**WORK TO DO**
Return the full listing exactly as it is written.

**DATA EXTRACT**
>> begin

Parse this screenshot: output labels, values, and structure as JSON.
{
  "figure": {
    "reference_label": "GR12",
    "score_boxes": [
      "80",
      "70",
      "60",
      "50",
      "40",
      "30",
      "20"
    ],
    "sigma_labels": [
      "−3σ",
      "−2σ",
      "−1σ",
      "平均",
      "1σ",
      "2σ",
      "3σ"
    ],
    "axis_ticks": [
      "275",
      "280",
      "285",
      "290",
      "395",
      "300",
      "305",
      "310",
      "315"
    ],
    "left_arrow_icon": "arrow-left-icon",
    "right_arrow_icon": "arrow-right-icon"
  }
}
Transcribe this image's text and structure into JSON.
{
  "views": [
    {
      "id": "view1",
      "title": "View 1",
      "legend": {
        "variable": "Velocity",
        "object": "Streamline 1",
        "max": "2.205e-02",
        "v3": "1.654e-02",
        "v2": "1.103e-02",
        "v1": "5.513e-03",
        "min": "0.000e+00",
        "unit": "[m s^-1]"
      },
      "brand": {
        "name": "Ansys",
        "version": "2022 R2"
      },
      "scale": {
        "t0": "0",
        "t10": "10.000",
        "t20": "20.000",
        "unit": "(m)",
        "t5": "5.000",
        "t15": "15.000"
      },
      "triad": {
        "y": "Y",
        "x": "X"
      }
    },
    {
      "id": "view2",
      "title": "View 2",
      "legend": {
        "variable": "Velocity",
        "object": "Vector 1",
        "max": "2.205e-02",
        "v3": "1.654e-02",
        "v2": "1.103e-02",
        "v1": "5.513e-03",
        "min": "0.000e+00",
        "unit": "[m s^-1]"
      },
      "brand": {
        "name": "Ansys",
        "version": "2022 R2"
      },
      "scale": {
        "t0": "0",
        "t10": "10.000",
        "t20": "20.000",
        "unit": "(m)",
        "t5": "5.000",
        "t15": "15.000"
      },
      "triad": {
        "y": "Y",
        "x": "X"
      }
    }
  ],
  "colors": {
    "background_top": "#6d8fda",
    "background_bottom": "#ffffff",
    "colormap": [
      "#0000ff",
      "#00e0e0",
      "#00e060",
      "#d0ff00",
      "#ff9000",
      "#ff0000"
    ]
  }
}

>> end

**RESULT OF THIS TASK**
Parse this screenshot: output labels, values, and structure as JSON.
{
  "figure": {
    "reference_label": "GR12",
    "score_boxes": [
      "80",
      "70",
      "60",
      "50",
      "40",
      "30",
      "20"
    ],
    "sigma_labels": [
      "−3σ",
      "−2σ",
      "−1σ",
      "平均",
      "1σ",
      "2σ",
      "3σ"
    ],
    "axis_ticks": [
      "275",
      "280",
      "285",
      "290",
      "395",
      "300",
      "305",
      "310",
      "315"
    ],
    "left_arrow_icon": "arrow-left-icon",
    "right_arrow_icon": "arrow-right-icon"
  }
}
Transcribe this image's text and structure into JSON.
{
  "views": [
    {
      "id": "view1",
      "title": "View 1",
      "legend": {
        "variable": "Velocity",
        "object": "Streamline 1",
        "max": "2.205e-02",
        "v3": "1.654e-02",
        "v2": "1.103e-02",
        "v1": "5.513e-03",
        "min": "0.000e+00",
        "unit": "[m s^-1]"
      },
      "brand": {
        "name": "Ansys",
        "version": "2022 R2"
      },
      "scale": {
        "t0": "0",
        "t10": "10.000",
        "t20": "20.000",
        "unit": "(m)",
        "t5": "5.000",
        "t15": "15.000"
      },
      "triad": {
        "y": "Y",
        "x": "X"
      }
    },
    {
      "id": "view2",
      "title": "View 2",
      "legend": {
        "variable": "Velocity",
        "object": "Vector 1",
        "max": "2.205e-02",
        "v3": "1.654e-02",
        "v2": "1.103e-02",
        "v1": "5.513e-03",
        "min": "0.000e+00",
        "unit": "[m s^-1]"
      },
      "brand": {
        "name": "Ansys",
        "version": "2022 R2"
      },
      "scale": {
        "t0": "0",
        "t10": "10.000",
        "t20": "20.000",
        "unit": "(m)",
        "t5": "5.000",
        "t15": "15.000"
      },
      "triad": {
        "y": "Y",
        "x": "X"
      }
    }
  ],
  "colors": {
    "background_top": "#6d8fda",
    "background_bottom": "#ffffff",
    "colormap": [
      "#0000ff",
      "#00e0e0",
      "#00e060",
      "#d0ff00",
      "#ff9000",
      "#ff0000"
    ]
  }
}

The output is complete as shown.